====== Text block
Where Are They Now: The Big Red Machine

The 1972 World Series was called “The Hairs Versus the Squares.” That’s the type of alliterative, delicious turn of phrase we don’t see much in sports journalism these days.

The American League representative in that series was the Oakland A’s, a disheveled group of characters who were distinguished by their mutual hatred for their skinflint team owner and their unshaven faces. They were called “The Mustache Gang.” The National League champions were the Cincinnati Reds, baseball’s most straight-laced team, from baseball’s most conservative town (which locals liked to call CINCANAT-TUH with an emphasis on TUH).

The A’s were draped in bright green uniforms that bordered on neon, with eye-popping white cleats. The Reds wore perfectly-manicured white uniforms with classic, understated red trim and black shoes. Their sideburns were tightly preened and their haircuts were short and trim. The Mustache Gang were the guys your crazy ex-girlfriend loved. The Reds were the team your grandma rooted for.

The Reds lost the 1972 Fall Classic, as they also had two years earlier. That was the season that a cartoonist in a Cincinnati newspaper first used the term “Big Red Machine” to describe the Reds, a term that sportswriter Bob Hertzel coined in 1969. The name stuck for the rest of the 1970s, and it remains one of baseball’s grandest monikers. The Reds weren’t just a winning baseball team: they were a methodical, relentless troop of diamond marauders, a fine-tuned mechanism that pounded opponents into submission, like a machine.

The Machine went to the World Series four times in the 1970s, and finally won titles in 1975 and again in 1976. They were the first NL team to win consecutive championships since the 1920s, and no team in that league has done it since nearly five decades later.

Many of the members of the Big Red Machine are famous, including some of the best players in baseball history. In Cincinnat-tuh, fans worship the 1975-76 Reds. Below I look at where the key members of the Big Red Machine are today.
============
====== The data
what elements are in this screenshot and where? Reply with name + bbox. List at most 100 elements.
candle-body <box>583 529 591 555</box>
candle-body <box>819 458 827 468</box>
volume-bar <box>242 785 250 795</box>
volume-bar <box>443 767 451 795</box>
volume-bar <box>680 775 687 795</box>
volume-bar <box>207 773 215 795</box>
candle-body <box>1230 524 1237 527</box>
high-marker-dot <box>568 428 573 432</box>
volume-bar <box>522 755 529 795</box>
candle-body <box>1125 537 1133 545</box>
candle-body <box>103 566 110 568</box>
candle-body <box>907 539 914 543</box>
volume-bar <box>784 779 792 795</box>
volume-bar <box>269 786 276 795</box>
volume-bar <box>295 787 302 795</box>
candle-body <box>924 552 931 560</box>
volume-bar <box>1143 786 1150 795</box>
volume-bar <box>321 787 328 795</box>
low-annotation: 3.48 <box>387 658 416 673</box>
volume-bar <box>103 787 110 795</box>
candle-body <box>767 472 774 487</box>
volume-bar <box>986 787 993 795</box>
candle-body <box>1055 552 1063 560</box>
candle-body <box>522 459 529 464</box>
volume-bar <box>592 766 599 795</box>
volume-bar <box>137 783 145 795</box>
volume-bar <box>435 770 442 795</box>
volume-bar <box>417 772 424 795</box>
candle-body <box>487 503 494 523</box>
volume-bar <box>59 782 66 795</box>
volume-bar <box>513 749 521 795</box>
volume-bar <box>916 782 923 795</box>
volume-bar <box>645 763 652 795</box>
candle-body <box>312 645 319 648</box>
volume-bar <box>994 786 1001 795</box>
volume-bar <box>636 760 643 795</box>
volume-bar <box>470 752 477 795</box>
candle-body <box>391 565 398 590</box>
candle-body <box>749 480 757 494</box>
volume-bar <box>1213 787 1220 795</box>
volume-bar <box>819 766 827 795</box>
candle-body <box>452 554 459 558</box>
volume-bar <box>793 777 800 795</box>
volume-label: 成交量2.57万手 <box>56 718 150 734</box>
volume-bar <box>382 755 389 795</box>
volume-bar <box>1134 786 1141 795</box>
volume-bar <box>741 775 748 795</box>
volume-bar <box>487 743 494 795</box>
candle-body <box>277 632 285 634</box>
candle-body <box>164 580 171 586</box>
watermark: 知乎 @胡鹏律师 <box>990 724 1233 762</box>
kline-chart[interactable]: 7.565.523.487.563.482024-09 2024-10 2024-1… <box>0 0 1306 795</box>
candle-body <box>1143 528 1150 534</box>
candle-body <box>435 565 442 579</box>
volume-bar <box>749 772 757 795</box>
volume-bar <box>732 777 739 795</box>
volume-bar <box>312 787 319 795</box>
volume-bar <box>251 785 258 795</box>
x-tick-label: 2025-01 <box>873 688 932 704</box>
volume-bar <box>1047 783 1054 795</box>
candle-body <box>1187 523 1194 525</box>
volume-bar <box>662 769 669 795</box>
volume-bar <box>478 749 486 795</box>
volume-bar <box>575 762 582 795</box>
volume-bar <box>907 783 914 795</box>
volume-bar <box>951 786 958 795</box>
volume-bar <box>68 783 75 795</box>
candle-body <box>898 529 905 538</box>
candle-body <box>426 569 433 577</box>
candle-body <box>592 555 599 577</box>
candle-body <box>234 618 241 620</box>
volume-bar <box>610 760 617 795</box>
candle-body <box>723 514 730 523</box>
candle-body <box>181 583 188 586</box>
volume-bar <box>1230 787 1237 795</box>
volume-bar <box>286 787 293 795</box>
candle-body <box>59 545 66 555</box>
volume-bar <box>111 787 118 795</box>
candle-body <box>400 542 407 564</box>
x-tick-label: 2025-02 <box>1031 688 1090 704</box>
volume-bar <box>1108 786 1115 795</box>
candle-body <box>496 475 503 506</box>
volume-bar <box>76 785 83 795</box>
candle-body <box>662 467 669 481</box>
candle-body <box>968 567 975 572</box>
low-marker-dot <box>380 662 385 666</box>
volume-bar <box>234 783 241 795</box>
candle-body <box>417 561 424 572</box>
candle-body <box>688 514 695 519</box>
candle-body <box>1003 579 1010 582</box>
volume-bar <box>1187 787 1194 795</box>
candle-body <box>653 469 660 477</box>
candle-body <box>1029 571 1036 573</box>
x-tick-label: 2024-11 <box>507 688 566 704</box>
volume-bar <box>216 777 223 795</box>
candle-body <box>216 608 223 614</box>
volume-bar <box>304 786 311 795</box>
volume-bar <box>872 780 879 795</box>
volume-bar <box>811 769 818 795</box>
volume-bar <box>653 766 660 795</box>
============
*Try it:*
Answer these questions from the text on the Big Red Machine above:
1. What nickname was given to the Oakland A's?
2. Which sportswriter coined the term "Big Red Machine," and in what year?
3. In which two years did the Reds win World Series titles?

*Task result:*
1. "The Mustache Gang"
2. Bob Hertzel, in 1969
3. 1975 and 1976